* YOUR ASSIGNMENT *
Identify each line below that contains the word "career", and copy it out.

* LISTED ENTRIES *

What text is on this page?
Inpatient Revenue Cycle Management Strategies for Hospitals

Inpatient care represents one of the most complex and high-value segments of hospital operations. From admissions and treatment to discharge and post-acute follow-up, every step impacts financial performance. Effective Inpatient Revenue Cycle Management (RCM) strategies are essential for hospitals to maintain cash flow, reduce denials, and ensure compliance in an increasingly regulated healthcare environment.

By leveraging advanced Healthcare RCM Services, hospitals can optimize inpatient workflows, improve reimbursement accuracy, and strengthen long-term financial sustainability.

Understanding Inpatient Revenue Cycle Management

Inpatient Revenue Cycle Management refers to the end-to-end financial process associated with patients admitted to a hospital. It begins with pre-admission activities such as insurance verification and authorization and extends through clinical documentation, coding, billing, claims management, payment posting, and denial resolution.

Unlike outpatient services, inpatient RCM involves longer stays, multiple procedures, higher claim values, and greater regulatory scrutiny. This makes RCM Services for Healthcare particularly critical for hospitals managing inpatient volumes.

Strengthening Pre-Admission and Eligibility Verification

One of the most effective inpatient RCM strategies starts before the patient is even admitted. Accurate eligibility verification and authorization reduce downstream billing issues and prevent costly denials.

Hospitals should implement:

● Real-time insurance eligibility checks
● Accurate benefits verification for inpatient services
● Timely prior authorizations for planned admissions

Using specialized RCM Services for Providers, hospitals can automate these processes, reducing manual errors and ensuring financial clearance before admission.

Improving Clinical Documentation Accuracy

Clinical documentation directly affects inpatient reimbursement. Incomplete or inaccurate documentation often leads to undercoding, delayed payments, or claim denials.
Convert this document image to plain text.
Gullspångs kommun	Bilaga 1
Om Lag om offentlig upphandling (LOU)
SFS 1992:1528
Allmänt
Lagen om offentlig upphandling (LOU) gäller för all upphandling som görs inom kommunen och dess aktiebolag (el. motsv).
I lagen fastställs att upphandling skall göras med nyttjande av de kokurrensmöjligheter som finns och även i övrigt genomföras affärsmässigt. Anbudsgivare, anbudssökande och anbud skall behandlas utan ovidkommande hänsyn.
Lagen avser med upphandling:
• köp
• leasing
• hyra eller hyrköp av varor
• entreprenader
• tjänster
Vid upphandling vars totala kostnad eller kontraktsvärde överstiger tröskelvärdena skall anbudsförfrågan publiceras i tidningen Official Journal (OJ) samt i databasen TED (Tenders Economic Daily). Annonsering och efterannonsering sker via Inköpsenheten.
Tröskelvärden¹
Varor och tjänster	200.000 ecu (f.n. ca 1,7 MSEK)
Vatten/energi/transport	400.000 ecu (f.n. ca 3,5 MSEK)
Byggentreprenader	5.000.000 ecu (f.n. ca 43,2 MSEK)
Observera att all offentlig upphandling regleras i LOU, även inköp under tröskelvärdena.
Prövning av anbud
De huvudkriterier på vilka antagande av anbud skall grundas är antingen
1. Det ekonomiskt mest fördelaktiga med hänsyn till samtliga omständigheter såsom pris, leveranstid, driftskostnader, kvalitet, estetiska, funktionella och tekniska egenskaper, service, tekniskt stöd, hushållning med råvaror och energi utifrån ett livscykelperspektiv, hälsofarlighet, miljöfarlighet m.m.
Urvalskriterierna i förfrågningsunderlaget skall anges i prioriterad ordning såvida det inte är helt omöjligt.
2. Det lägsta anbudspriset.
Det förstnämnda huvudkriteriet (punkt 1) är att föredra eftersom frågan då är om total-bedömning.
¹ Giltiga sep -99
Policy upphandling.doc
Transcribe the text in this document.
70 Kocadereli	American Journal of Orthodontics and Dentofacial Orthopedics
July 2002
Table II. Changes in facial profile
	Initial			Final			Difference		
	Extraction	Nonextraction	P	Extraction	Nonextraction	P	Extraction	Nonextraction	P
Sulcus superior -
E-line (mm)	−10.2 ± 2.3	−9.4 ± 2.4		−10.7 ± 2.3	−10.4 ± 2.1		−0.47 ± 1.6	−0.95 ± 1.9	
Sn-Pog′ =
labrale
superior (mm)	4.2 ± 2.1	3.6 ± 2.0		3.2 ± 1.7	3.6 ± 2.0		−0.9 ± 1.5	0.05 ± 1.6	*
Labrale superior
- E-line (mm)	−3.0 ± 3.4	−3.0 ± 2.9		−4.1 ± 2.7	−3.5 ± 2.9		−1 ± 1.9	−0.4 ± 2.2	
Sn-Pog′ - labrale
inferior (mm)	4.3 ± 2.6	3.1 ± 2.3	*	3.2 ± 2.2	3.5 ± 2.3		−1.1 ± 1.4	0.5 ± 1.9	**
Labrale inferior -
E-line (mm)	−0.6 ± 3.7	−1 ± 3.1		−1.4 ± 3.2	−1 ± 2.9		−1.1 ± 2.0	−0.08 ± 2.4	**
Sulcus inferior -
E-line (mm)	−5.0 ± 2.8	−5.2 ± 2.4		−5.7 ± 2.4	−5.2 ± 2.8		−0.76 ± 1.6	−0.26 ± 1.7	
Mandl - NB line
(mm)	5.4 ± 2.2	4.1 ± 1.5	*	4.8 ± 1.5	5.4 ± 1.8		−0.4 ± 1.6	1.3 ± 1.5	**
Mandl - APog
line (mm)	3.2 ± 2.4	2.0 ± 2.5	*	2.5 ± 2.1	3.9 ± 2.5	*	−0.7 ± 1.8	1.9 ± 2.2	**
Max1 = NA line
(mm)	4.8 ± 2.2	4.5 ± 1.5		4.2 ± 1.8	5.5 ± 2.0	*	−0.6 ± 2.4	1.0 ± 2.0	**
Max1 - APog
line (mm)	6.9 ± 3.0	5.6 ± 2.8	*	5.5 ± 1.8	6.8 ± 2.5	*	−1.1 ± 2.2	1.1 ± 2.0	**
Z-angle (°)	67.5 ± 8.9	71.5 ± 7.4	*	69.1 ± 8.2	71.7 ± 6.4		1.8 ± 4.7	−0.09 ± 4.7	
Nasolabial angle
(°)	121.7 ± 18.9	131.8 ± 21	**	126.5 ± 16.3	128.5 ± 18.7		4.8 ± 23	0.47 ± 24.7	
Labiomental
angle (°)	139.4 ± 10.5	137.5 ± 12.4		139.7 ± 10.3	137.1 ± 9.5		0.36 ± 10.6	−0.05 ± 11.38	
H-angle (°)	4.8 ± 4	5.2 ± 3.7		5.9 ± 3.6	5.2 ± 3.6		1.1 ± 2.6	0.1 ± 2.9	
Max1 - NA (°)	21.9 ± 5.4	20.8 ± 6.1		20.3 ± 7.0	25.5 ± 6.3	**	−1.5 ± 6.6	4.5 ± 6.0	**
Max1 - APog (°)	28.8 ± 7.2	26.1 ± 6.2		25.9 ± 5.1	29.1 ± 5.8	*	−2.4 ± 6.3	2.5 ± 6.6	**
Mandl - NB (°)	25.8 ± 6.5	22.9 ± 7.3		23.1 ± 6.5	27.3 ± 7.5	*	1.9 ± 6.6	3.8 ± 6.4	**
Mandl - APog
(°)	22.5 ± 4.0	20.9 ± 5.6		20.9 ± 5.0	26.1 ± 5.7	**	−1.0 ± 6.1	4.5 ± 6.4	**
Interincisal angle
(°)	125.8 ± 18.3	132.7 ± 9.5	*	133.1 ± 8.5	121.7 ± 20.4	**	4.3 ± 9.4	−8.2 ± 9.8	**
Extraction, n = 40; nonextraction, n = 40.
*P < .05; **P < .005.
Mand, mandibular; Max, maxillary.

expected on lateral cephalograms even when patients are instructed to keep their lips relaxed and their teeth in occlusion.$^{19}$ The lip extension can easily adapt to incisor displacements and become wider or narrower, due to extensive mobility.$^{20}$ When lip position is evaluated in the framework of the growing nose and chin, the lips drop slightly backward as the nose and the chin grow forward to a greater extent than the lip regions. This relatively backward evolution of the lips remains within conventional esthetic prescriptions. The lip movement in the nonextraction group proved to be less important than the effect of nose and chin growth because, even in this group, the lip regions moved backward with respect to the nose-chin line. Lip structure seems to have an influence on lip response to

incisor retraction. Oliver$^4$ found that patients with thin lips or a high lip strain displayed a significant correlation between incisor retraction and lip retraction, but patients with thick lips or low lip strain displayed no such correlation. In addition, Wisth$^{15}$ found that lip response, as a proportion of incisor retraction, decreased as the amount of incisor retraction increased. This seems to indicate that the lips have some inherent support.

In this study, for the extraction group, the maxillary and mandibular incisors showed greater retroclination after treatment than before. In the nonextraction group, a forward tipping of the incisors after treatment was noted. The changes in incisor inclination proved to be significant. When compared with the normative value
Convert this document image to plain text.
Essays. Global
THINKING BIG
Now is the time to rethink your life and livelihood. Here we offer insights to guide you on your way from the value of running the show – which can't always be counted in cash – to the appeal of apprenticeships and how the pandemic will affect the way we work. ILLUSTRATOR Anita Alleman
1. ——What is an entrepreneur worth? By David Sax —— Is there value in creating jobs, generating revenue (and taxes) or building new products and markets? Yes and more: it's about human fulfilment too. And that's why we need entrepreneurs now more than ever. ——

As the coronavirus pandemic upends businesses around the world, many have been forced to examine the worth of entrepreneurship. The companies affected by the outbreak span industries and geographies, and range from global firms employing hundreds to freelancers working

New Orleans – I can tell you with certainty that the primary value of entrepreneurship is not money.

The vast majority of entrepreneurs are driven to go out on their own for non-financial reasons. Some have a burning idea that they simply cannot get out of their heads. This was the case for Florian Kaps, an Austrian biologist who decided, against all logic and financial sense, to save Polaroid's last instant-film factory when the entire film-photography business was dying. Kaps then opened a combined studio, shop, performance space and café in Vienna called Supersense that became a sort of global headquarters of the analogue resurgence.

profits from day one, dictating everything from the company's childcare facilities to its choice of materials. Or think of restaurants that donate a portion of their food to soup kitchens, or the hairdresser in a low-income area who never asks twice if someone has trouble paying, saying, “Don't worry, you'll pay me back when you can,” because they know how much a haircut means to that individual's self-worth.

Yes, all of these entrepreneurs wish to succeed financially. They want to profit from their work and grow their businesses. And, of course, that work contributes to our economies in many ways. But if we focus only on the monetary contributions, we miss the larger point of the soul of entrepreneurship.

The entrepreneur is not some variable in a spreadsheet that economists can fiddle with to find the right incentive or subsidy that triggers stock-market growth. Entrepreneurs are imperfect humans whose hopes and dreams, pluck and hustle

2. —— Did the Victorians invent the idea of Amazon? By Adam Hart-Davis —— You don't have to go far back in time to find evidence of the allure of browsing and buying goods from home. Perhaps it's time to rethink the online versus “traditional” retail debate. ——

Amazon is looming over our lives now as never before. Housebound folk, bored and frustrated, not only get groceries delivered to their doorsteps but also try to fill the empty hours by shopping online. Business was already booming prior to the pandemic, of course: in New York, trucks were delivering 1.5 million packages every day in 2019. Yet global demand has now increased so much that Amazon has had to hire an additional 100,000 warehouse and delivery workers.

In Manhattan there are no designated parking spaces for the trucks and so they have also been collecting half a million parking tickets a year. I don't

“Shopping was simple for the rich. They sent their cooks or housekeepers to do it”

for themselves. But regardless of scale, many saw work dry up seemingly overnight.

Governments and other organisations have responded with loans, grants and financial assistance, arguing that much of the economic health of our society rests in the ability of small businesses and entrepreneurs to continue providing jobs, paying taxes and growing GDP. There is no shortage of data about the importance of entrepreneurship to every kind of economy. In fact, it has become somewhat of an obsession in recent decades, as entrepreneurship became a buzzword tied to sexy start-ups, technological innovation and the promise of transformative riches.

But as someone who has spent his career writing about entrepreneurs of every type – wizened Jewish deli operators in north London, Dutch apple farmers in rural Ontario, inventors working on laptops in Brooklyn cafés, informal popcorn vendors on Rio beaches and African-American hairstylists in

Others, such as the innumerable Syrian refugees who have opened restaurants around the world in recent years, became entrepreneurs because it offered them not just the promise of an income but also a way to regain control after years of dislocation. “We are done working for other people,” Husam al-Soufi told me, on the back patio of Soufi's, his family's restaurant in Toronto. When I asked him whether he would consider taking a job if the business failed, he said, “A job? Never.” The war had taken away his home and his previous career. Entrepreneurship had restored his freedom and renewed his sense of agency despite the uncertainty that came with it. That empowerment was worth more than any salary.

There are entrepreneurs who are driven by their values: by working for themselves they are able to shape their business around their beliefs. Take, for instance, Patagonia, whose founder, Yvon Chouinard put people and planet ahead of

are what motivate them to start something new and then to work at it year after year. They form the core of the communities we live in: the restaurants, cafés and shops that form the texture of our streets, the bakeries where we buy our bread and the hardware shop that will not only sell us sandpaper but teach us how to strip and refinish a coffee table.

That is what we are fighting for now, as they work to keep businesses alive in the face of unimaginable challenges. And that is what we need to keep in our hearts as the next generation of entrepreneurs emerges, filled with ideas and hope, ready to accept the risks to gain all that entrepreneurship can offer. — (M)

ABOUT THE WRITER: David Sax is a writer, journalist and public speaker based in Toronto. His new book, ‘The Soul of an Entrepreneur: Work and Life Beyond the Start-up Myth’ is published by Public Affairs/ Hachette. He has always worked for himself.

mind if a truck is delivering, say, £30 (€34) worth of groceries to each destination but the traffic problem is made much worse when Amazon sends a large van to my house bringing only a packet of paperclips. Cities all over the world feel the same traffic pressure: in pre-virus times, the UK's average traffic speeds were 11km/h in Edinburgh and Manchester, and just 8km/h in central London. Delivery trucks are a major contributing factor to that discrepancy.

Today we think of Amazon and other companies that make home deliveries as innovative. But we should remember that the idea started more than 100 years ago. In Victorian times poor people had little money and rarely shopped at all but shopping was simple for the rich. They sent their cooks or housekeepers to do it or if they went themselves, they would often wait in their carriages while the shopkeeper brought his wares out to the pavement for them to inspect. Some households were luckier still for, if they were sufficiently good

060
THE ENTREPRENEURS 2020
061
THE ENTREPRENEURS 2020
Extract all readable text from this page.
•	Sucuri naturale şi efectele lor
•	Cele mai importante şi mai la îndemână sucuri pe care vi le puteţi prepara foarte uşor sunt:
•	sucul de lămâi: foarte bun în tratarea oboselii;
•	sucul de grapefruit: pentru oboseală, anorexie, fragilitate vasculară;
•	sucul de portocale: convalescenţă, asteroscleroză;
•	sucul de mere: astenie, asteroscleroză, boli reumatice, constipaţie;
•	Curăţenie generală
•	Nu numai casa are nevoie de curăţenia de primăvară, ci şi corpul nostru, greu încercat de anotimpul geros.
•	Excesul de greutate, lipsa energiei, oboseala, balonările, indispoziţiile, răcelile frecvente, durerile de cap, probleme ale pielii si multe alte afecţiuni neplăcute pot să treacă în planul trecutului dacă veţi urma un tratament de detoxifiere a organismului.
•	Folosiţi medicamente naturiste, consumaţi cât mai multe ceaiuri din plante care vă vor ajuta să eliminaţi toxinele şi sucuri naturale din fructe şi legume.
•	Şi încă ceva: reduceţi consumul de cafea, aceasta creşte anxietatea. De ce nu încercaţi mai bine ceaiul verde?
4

* ANSWER SECTION *
But as someone who has spent his career writing about entrepreneurs of every type – wizened Jewish deli operators in north London, Dutch apple farmers in rural Ontario, inventors working on laptops in Brooklyn cafés, informal popcorn vendors on Rio beaches and African-American hairstylists in
Others, such as the innumerable Syrian refugees who have opened restaurants around the world in recent years, became entrepreneurs because it offered them not just the promise of an income but also a way to regain control after years of dislocation. “We are done working for other people,” Husam al-Soufi told me, on the back patio of Soufi's, his family's restaurant in Toronto. When I asked him whether he would consider taking a job if the business failed, he said, “A job? Never.” The war had taken away his home and his previous career. Entrepreneurship had restored his freedom and renewed his sense of agency despite the uncertainty that came with it. That empowerment was worth more than any salary.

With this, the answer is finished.